<<<<

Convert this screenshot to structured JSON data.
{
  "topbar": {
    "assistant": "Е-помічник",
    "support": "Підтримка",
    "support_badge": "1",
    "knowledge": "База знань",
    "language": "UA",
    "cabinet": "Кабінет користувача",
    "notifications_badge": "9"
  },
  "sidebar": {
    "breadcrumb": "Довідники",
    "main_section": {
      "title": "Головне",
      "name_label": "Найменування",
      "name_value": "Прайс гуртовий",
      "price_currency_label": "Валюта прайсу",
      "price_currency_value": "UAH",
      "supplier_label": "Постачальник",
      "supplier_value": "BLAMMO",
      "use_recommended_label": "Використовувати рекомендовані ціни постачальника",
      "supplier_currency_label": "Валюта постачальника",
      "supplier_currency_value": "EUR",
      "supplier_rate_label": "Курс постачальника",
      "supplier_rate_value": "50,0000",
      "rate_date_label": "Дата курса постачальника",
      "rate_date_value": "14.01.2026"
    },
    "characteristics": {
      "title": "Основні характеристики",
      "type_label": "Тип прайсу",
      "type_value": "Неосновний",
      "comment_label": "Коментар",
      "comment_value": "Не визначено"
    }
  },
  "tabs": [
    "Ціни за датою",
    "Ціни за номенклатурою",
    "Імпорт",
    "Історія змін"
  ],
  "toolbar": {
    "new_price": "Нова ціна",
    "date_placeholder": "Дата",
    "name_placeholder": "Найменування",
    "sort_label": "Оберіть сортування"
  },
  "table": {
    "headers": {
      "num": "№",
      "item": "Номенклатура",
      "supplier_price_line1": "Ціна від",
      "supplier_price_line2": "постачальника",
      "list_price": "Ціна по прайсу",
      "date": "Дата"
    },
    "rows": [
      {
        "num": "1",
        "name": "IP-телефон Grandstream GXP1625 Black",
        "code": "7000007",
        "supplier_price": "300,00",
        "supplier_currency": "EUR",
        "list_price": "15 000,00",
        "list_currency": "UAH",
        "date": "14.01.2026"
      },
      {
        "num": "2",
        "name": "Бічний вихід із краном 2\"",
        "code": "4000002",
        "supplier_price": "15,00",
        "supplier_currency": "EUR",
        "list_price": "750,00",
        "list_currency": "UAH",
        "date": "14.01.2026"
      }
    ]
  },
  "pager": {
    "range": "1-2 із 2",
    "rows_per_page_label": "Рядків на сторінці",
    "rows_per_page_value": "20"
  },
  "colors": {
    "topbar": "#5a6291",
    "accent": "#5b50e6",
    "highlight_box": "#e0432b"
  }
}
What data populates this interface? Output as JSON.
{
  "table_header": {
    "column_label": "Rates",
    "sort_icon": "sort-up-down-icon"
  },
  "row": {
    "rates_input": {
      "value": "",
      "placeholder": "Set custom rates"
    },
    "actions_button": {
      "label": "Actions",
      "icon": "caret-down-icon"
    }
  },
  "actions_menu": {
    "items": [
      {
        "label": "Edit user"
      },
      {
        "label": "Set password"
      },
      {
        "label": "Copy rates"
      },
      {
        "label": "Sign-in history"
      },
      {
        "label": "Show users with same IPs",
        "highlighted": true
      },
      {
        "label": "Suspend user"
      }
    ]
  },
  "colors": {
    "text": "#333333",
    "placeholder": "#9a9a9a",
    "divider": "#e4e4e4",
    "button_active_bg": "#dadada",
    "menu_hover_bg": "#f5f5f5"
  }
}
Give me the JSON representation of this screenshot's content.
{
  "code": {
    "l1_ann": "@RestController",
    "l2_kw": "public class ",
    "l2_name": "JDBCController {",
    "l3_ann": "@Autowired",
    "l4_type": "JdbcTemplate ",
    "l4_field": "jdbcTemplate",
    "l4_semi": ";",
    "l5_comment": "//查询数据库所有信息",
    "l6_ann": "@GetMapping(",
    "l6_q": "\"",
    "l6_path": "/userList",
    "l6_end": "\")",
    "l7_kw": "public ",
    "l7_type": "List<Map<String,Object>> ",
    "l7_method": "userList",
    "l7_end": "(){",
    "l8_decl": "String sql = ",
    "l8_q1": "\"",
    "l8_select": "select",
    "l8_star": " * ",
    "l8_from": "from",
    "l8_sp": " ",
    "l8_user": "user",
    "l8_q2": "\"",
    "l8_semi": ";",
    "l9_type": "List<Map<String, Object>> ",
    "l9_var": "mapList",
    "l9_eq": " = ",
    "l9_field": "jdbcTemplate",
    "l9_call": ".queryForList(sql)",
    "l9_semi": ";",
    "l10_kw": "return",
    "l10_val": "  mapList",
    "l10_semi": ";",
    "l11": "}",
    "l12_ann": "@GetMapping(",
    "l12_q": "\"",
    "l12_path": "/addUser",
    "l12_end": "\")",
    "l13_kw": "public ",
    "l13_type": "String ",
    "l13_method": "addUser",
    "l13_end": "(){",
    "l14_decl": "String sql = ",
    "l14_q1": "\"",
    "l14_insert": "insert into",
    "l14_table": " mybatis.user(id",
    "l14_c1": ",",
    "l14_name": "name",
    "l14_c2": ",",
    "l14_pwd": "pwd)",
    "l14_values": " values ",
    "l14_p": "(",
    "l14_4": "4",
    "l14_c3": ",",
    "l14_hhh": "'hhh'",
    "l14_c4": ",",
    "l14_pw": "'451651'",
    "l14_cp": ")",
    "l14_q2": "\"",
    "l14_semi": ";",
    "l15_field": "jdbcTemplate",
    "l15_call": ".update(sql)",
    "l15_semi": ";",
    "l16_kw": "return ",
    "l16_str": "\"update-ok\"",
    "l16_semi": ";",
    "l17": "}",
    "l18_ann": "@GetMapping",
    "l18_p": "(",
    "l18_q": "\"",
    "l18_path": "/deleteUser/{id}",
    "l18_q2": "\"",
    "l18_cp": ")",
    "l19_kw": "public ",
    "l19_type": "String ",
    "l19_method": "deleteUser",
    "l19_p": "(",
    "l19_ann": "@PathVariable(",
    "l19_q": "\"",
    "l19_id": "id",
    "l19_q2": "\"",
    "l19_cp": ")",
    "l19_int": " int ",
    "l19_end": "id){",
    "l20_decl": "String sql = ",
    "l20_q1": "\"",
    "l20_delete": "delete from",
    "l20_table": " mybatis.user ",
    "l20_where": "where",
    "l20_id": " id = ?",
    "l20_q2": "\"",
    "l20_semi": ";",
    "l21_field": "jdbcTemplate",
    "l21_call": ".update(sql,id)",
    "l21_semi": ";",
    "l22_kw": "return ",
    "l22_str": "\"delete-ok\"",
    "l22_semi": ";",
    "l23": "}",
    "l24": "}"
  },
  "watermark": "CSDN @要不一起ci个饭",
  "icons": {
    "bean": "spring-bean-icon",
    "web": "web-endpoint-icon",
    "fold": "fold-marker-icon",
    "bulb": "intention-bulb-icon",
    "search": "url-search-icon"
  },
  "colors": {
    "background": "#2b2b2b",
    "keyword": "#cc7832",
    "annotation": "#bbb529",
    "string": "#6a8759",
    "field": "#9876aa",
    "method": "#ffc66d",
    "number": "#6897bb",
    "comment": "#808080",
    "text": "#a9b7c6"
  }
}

>>>>

EXERCISE DETAILS: Count up every line above that has the word "Найменування" in it; answer with the number alone.

THE COMPLETED TASK: 2